**To be done:**
Using the material below, copy every line where "true" appears.

**Data to use:**
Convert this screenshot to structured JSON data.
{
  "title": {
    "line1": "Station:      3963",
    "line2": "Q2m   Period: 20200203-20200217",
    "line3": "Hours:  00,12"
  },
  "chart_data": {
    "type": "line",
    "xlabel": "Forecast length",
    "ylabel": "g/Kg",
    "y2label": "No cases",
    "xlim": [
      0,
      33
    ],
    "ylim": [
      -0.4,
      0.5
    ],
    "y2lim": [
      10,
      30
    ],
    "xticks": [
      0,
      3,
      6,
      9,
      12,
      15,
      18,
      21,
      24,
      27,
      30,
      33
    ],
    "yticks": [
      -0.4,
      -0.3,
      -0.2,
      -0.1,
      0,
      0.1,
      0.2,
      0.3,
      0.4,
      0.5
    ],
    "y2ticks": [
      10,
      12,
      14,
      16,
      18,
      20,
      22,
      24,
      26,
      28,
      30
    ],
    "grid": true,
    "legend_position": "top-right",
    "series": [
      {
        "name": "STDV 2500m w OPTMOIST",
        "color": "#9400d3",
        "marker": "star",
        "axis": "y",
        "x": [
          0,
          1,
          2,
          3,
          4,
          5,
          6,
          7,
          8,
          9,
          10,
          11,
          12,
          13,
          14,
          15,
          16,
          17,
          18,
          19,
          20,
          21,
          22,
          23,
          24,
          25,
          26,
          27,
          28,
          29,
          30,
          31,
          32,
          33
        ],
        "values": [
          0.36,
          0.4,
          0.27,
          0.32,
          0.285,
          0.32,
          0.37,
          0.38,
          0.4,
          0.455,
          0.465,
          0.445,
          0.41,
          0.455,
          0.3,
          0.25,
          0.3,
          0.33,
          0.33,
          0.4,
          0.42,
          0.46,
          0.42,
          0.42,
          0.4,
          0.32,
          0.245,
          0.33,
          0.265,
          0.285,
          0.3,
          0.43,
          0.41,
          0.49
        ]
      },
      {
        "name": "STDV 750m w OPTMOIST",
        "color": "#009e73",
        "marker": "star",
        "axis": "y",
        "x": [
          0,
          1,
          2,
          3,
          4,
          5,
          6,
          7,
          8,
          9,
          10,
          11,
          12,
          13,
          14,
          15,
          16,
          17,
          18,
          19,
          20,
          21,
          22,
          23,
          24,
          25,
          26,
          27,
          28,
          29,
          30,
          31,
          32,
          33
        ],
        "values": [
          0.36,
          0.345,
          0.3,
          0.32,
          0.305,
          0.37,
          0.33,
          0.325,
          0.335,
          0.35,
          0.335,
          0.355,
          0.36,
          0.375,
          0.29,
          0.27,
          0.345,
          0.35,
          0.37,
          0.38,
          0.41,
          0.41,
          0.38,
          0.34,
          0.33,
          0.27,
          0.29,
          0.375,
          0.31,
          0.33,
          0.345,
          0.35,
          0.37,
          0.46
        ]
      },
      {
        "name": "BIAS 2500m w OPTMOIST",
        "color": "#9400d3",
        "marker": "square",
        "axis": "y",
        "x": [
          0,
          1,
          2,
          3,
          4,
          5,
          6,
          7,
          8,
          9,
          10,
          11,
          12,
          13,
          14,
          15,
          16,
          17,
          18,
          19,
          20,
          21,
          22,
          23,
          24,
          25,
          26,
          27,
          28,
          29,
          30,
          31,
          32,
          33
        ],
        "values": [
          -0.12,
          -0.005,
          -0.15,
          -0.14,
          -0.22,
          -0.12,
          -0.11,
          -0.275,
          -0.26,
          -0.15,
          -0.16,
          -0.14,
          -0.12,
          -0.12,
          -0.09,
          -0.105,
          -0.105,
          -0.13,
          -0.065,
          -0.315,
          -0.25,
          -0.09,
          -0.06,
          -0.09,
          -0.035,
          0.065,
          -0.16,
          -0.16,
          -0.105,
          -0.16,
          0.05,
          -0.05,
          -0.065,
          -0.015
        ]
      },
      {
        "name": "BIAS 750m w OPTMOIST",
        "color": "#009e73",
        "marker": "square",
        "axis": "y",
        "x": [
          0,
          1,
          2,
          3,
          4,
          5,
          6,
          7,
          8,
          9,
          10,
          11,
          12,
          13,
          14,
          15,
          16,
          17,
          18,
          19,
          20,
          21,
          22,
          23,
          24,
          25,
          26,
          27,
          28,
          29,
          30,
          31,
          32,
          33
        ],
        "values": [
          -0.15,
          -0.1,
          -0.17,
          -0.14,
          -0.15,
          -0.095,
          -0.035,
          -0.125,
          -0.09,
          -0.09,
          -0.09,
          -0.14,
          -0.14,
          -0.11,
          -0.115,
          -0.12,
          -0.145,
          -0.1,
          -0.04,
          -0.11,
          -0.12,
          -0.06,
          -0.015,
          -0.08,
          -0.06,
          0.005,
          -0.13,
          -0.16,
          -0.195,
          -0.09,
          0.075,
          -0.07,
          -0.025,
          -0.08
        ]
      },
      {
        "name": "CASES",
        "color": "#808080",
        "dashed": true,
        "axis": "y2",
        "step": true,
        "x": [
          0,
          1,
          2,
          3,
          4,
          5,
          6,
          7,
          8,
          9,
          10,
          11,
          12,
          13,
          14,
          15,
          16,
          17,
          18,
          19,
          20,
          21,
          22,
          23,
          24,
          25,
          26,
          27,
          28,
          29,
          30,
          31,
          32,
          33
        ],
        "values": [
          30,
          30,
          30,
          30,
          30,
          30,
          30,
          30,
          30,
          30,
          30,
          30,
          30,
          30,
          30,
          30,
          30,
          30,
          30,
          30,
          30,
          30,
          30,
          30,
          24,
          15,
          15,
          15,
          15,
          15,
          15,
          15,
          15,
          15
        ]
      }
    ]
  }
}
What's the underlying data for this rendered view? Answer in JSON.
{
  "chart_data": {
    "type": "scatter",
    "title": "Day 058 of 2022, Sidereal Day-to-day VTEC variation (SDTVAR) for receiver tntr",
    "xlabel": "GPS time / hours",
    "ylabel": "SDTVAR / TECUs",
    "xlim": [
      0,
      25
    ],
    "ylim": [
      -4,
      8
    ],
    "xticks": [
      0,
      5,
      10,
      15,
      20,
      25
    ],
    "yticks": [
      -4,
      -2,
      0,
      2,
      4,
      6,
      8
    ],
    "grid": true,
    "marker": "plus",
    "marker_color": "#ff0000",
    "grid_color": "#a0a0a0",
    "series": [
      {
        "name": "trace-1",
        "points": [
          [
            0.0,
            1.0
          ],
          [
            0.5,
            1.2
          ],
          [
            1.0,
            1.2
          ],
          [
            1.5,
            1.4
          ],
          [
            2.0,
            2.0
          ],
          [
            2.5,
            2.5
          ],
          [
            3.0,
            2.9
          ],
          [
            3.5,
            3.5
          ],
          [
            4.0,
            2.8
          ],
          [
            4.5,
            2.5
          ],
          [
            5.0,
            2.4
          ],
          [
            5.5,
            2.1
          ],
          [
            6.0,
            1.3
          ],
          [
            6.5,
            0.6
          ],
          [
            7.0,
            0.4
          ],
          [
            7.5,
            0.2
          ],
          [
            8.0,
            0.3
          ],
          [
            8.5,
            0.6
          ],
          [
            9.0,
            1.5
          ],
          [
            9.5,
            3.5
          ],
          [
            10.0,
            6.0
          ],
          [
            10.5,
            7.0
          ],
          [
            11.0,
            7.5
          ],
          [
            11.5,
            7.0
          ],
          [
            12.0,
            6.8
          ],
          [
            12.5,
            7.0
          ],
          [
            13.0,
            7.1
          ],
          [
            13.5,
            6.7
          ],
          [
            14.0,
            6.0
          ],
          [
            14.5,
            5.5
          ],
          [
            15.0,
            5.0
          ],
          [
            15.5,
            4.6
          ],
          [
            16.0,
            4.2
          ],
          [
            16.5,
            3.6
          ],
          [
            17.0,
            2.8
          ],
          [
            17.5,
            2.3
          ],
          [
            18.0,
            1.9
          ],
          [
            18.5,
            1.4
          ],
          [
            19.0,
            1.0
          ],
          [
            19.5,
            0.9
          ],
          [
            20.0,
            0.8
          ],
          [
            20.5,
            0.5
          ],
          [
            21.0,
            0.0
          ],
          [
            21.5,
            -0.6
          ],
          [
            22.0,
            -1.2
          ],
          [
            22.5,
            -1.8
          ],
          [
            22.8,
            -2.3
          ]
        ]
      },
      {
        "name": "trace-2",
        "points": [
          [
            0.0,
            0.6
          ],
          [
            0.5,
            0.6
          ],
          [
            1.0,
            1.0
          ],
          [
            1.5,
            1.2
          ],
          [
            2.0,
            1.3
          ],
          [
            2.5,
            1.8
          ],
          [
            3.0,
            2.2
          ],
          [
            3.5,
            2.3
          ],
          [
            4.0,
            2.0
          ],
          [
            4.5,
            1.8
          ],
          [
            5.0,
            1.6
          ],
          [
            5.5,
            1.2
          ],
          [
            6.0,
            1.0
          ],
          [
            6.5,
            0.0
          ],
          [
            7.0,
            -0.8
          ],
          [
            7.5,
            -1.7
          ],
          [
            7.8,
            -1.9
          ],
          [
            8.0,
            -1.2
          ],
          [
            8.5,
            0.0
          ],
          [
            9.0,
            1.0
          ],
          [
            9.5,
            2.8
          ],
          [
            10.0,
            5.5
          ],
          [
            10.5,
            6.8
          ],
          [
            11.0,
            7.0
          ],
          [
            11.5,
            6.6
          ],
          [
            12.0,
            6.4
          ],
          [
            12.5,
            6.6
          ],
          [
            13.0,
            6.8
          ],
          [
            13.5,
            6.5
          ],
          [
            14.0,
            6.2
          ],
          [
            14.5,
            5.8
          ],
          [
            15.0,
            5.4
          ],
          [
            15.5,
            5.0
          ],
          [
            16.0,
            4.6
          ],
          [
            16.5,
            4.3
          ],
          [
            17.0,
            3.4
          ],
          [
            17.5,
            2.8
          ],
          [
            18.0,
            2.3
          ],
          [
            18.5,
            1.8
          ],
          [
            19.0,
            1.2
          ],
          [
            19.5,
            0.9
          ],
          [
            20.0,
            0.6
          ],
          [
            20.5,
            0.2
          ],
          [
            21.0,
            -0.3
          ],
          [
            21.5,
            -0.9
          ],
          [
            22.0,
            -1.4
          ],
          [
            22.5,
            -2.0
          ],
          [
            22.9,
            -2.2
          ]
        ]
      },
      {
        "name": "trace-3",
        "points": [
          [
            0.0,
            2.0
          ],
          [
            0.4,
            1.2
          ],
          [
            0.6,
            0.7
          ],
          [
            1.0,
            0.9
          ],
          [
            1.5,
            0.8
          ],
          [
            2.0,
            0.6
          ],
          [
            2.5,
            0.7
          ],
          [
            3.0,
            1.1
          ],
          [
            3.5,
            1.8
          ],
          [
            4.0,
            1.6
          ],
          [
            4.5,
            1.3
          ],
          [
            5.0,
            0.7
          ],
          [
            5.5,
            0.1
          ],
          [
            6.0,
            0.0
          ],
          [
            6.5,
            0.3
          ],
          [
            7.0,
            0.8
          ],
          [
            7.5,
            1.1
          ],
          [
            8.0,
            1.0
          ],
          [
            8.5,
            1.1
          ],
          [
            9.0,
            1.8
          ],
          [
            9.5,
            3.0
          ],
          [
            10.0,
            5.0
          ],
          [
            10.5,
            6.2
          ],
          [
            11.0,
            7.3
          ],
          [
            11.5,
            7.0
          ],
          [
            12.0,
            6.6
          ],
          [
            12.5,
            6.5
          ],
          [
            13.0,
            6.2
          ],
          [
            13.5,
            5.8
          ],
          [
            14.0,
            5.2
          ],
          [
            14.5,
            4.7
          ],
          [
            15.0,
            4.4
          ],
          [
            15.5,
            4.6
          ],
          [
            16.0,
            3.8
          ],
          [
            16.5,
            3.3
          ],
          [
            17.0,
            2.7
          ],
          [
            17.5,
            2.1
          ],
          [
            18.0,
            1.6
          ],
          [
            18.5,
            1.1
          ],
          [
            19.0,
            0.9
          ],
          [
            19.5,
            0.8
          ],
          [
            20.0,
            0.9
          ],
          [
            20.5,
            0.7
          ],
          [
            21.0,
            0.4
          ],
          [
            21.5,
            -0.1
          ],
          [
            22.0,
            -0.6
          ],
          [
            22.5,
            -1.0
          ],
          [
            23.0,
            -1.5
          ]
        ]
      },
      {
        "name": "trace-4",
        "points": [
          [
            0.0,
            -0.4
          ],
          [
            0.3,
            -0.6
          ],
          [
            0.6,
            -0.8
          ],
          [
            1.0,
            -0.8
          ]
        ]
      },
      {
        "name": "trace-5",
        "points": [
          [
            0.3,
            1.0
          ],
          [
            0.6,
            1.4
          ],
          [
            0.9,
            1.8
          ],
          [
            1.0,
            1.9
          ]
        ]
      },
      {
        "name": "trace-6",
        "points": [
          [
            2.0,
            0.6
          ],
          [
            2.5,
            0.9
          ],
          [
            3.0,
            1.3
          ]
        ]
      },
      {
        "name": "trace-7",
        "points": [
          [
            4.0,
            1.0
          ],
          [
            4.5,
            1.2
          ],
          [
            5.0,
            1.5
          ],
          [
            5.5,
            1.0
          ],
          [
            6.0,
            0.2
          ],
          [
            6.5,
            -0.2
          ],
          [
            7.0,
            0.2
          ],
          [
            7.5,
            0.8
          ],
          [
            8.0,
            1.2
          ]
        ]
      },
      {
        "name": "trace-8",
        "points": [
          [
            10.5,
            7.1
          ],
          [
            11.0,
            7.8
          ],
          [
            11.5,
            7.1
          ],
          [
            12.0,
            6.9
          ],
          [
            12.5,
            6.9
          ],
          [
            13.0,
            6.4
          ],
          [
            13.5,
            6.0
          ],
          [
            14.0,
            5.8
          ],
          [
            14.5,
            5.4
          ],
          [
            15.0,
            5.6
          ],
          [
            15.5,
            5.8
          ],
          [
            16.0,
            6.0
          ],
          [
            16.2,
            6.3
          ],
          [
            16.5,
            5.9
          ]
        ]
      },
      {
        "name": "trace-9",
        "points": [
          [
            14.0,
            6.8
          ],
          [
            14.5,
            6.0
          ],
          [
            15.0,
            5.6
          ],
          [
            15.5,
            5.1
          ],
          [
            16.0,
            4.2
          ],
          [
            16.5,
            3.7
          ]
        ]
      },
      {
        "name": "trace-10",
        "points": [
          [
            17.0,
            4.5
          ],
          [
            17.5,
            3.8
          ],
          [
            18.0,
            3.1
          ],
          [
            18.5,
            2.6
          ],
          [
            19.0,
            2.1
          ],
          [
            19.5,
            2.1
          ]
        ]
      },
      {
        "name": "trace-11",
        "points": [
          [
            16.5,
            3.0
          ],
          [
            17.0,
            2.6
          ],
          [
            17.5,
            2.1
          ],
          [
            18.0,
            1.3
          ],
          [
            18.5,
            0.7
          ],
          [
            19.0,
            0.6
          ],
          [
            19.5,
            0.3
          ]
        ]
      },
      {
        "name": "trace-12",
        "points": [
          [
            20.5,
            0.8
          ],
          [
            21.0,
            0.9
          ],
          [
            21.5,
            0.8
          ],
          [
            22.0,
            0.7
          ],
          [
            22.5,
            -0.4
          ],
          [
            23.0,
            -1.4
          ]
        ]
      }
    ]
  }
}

**Written solution:**
    "grid": true,
        "dashed": true,
        "step": true,
    "grid": true,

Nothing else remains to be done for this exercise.